— start of Data provided —

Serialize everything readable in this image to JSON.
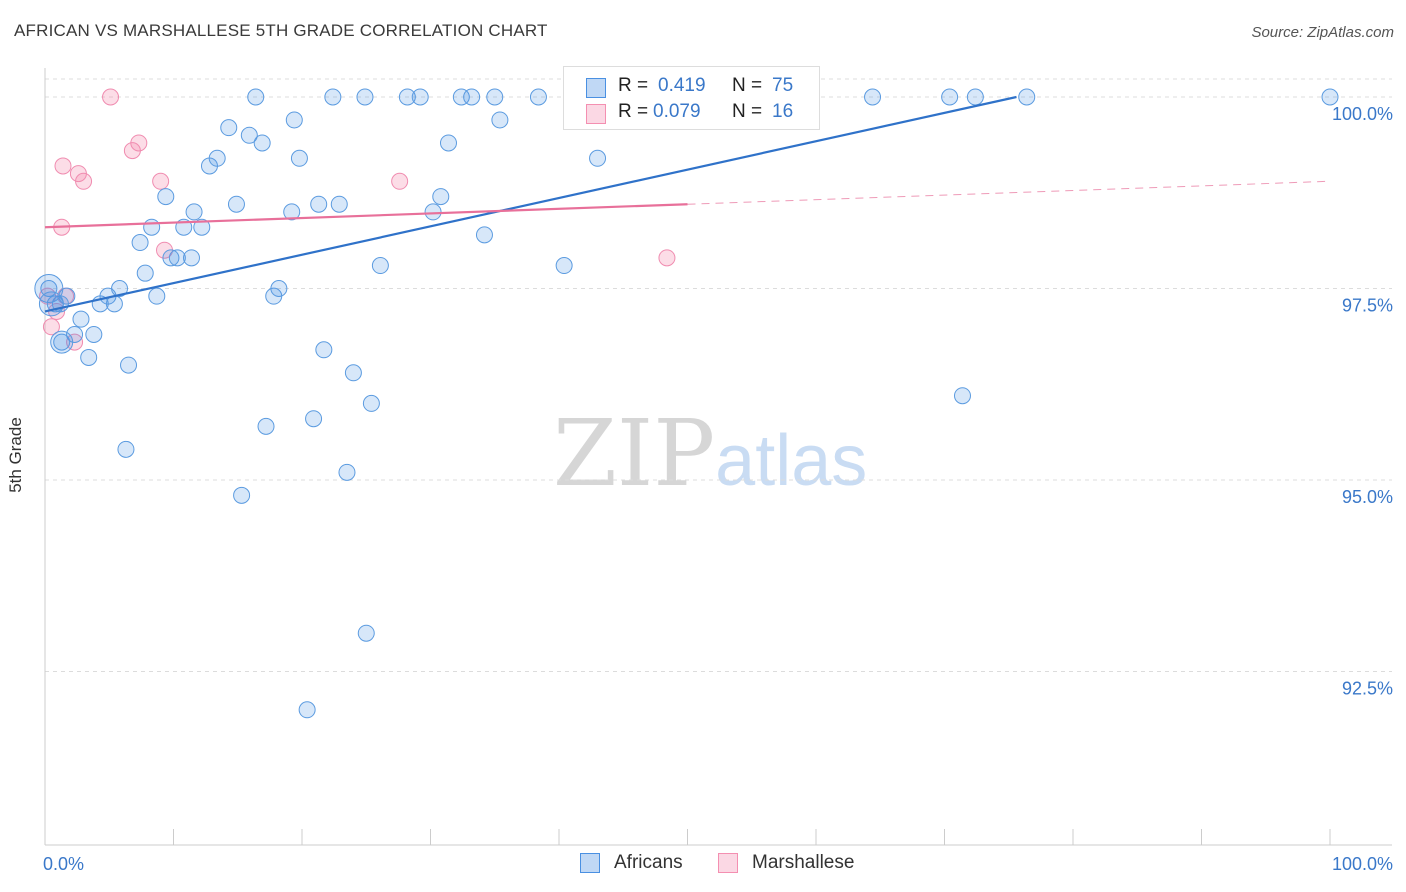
{
  "title": "AFRICAN VS MARSHALLESE 5TH GRADE CORRELATION CHART",
  "source": "Source: ZipAtlas.com",
  "watermark": {
    "zip": "ZIP",
    "atlas": "atlas"
  },
  "legend_box": {
    "rows": [
      {
        "r_label": "R =",
        "r_value": "0.419",
        "n_label": "N =",
        "n_value": "75",
        "color": "#4a90e2"
      },
      {
        "r_label": "R =",
        "r_value": "0.079",
        "n_label": "N =",
        "n_value": "16",
        "color": "#f48fb1"
      }
    ]
  },
  "bottom_legend": {
    "africans": "Africans",
    "marshallese": "Marshallese"
  },
  "chart_data": {
    "type": "scatter",
    "title": "AFRICAN VS MARSHALLESE 5TH GRADE CORRELATION CHART",
    "xlabel": "",
    "ylabel": "5th Grade",
    "xlim": [
      0,
      100
    ],
    "ylim": [
      90.3,
      100.2
    ],
    "x_tick_labels": [
      "0.0%",
      "100.0%"
    ],
    "y_ticks": [
      92.5,
      95.0,
      97.5,
      100.0
    ],
    "y_tick_labels": [
      "92.5%",
      "95.0%",
      "97.5%",
      "100.0%"
    ],
    "grid": true,
    "colors": {
      "africans": "#4a90e2",
      "marshallese": "#f48fb1",
      "africans_line": "#2f72c9",
      "marshallese_line": "#e8709a"
    },
    "series": [
      {
        "name": "Africans",
        "points": [
          [
            0.3,
            97.5
          ],
          [
            0.8,
            97.3
          ],
          [
            1.3,
            96.8
          ],
          [
            1.7,
            97.4
          ],
          [
            2.3,
            96.9
          ],
          [
            2.8,
            97.1
          ],
          [
            3.4,
            96.6
          ],
          [
            3.8,
            96.9
          ],
          [
            4.3,
            97.3
          ],
          [
            4.9,
            97.4
          ],
          [
            5.4,
            97.3
          ],
          [
            5.8,
            97.5
          ],
          [
            6.5,
            96.5
          ],
          [
            6.3,
            95.4
          ],
          [
            7.4,
            98.1
          ],
          [
            7.8,
            97.7
          ],
          [
            8.3,
            98.3
          ],
          [
            8.7,
            97.4
          ],
          [
            9.4,
            98.7
          ],
          [
            9.8,
            97.9
          ],
          [
            10.3,
            97.9
          ],
          [
            10.8,
            98.3
          ],
          [
            11.4,
            97.9
          ],
          [
            11.6,
            98.5
          ],
          [
            12.2,
            98.3
          ],
          [
            12.8,
            99.1
          ],
          [
            13.4,
            99.2
          ],
          [
            14.3,
            99.6
          ],
          [
            14.9,
            98.6
          ],
          [
            15.3,
            94.8
          ],
          [
            15.9,
            99.5
          ],
          [
            16.4,
            100.0
          ],
          [
            16.9,
            99.4
          ],
          [
            17.2,
            95.7
          ],
          [
            17.8,
            97.4
          ],
          [
            18.2,
            97.5
          ],
          [
            19.2,
            98.5
          ],
          [
            19.4,
            99.7
          ],
          [
            19.8,
            99.2
          ],
          [
            20.4,
            92.0
          ],
          [
            20.9,
            95.8
          ],
          [
            21.3,
            98.6
          ],
          [
            21.7,
            96.7
          ],
          [
            22.4,
            100.0
          ],
          [
            22.9,
            98.6
          ],
          [
            23.5,
            95.1
          ],
          [
            24.0,
            96.4
          ],
          [
            24.9,
            100.0
          ],
          [
            25.0,
            93.0
          ],
          [
            25.4,
            96.0
          ],
          [
            26.1,
            97.8
          ],
          [
            28.2,
            100.0
          ],
          [
            29.2,
            100.0
          ],
          [
            30.2,
            98.5
          ],
          [
            30.8,
            98.7
          ],
          [
            31.4,
            99.4
          ],
          [
            32.4,
            100.0
          ],
          [
            33.2,
            100.0
          ],
          [
            34.2,
            98.2
          ],
          [
            35.0,
            100.0
          ],
          [
            35.4,
            99.7
          ],
          [
            38.4,
            100.0
          ],
          [
            40.4,
            97.8
          ],
          [
            42.4,
            100.0
          ],
          [
            43.0,
            99.2
          ],
          [
            52.4,
            100.0
          ],
          [
            55.4,
            100.0
          ],
          [
            58.4,
            100.0
          ],
          [
            64.4,
            100.0
          ],
          [
            70.4,
            100.0
          ],
          [
            71.4,
            96.1
          ],
          [
            72.4,
            100.0
          ],
          [
            76.4,
            100.0
          ],
          [
            100.0,
            100.0
          ],
          [
            1.2,
            97.3
          ]
        ],
        "trend": {
          "x0": 0,
          "y0": 97.2,
          "x1": 75.6,
          "y1": 100.0
        }
      },
      {
        "name": "Marshallese",
        "points": [
          [
            0.2,
            97.4
          ],
          [
            0.5,
            97.0
          ],
          [
            0.9,
            97.2
          ],
          [
            1.3,
            98.3
          ],
          [
            1.6,
            97.4
          ],
          [
            1.4,
            99.1
          ],
          [
            2.3,
            96.8
          ],
          [
            2.6,
            99.0
          ],
          [
            3.0,
            98.9
          ],
          [
            5.1,
            100.0
          ],
          [
            6.8,
            99.3
          ],
          [
            7.3,
            99.4
          ],
          [
            9.0,
            98.9
          ],
          [
            9.3,
            98.0
          ],
          [
            27.6,
            98.9
          ],
          [
            48.4,
            97.9
          ]
        ],
        "trend": {
          "x0": 0,
          "y0": 98.3,
          "x1": 100,
          "y1": 98.9,
          "solid_until": 50
        }
      }
    ]
  }
}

— end of Data provided —

Copy every line of the records above that contains "CORRELATION".

§ **Task result**:
  "title": "AFRICAN VS MARSHALLESE 5TH GRADE CORRELATION CHART",
    "title": "AFRICAN VS MARSHALLESE 5TH GRADE CORRELATION CHART",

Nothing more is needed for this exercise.